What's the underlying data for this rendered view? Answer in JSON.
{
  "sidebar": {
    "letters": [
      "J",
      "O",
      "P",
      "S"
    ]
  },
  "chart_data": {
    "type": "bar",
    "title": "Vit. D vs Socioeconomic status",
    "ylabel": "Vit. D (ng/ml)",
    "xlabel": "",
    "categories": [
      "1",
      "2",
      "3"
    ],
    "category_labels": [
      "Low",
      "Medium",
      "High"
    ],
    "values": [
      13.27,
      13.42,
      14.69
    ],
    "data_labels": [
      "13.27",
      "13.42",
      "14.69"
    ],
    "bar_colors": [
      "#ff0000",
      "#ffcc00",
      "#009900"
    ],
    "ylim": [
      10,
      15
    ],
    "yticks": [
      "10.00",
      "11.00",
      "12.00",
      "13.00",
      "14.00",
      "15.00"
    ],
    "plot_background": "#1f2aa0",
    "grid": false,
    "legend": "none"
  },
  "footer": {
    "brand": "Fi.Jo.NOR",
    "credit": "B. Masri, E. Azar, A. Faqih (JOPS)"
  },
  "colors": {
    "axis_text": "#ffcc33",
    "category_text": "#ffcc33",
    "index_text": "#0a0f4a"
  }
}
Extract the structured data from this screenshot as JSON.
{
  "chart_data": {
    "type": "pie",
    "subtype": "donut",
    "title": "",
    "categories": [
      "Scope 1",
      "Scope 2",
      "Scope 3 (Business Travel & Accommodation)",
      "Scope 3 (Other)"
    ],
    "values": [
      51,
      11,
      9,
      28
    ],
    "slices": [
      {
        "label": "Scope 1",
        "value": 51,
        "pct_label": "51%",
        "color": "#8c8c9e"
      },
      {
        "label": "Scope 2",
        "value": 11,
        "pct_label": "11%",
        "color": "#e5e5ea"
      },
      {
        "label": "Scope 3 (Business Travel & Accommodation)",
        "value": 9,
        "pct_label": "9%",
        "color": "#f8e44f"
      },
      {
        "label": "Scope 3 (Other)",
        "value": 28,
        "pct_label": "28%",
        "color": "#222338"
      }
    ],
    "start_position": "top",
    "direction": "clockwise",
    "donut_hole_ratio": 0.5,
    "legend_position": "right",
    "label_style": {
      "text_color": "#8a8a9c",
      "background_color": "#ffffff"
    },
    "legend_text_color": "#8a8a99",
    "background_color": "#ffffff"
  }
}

• **Required task**
Look through the lines above and collect those with the word "Travel".

• **Written answer**
      "Scope 3 (Business Travel & Accommodation)",
        "label": "Scope 3 (Business Travel & Accommodation)",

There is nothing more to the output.